__PROBLEM DETAILS__: Could every line of the data be printed exactly as it reads?

[Dataset items]
------------------------------------------------------------

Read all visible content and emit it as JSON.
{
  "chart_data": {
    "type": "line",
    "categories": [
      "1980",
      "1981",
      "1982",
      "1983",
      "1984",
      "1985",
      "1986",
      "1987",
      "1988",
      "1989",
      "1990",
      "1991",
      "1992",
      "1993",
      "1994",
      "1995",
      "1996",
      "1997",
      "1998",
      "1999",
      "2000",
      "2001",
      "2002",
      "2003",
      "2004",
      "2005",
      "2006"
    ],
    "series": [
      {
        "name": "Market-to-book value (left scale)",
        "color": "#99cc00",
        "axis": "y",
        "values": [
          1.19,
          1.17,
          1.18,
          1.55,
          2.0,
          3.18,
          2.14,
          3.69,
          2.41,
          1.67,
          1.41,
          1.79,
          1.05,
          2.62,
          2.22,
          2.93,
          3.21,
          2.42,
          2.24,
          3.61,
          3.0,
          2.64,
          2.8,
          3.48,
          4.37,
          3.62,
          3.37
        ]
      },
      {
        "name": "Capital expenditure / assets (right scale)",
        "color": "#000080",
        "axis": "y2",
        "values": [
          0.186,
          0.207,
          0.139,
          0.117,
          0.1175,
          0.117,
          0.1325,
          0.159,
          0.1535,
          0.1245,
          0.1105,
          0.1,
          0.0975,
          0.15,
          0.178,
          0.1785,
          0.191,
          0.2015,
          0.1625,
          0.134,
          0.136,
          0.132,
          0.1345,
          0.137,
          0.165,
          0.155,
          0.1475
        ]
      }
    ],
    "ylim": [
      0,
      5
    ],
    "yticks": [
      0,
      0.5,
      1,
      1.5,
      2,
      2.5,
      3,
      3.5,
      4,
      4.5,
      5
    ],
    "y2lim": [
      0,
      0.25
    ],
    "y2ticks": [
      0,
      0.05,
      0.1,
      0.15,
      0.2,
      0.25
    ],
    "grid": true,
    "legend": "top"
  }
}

------------------------------------------------------------

__EXERCISE ANSWER__:
Read all visible content and emit it as JSON.
{
  "chart_data": {
    "type": "line",
    "categories": [
      "1980",
      "1981",
      "1982",
      "1983",
      "1984",
      "1985",
      "1986",
      "1987",
      "1988",
      "1989",
      "1990",
      "1991",
      "1992",
      "1993",
      "1994",
      "1995",
      "1996",
      "1997",
      "1998",
      "1999",
      "2000",
      "2001",
      "2002",
      "2003",
      "2004",
      "2005",
      "2006"
    ],
    "series": [
      {
        "name": "Market-to-book value (left scale)",
        "color": "#99cc00",
        "axis": "y",
        "values": [
          1.19,
          1.17,
          1.18,
          1.55,
          2.0,
          3.18,
          2.14,
          3.69,
          2.41,
          1.67,
          1.41,
          1.79,
          1.05,
          2.62,
          2.22,
          2.93,
          3.21,
          2.42,
          2.24,
          3.61,
          3.0,
          2.64,
          2.8,
          3.48,
          4.37,
          3.62,
          3.37
        ]
      },
      {
        "name": "Capital expenditure / assets (right scale)",
        "color": "#000080",
        "axis": "y2",
        "values": [
          0.186,
          0.207,
          0.139,
          0.117,
          0.1175,
          0.117,
          0.1325,
          0.159,
          0.1535,
          0.1245,
          0.1105,
          0.1,
          0.0975,
          0.15,
          0.178,
          0.1785,
          0.191,
          0.2015,
          0.1625,
          0.134,
          0.136,
          0.132,
          0.1345,
          0.137,
          0.165,
          0.155,
          0.1475
        ]
      }
    ],
    "ylim": [
      0,
      5
    ],
    "yticks": [
      0,
      0.5,
      1,
      1.5,
      2,
      2.5,
      3,
      3.5,
      4,
      4.5,
      5
    ],
    "y2lim": [
      0,
      0.25
    ],
    "y2ticks": [
      0,
      0.05,
      0.1,
      0.15,
      0.2,
      0.25
    ],
    "grid": true,
    "legend": "top"
  }
}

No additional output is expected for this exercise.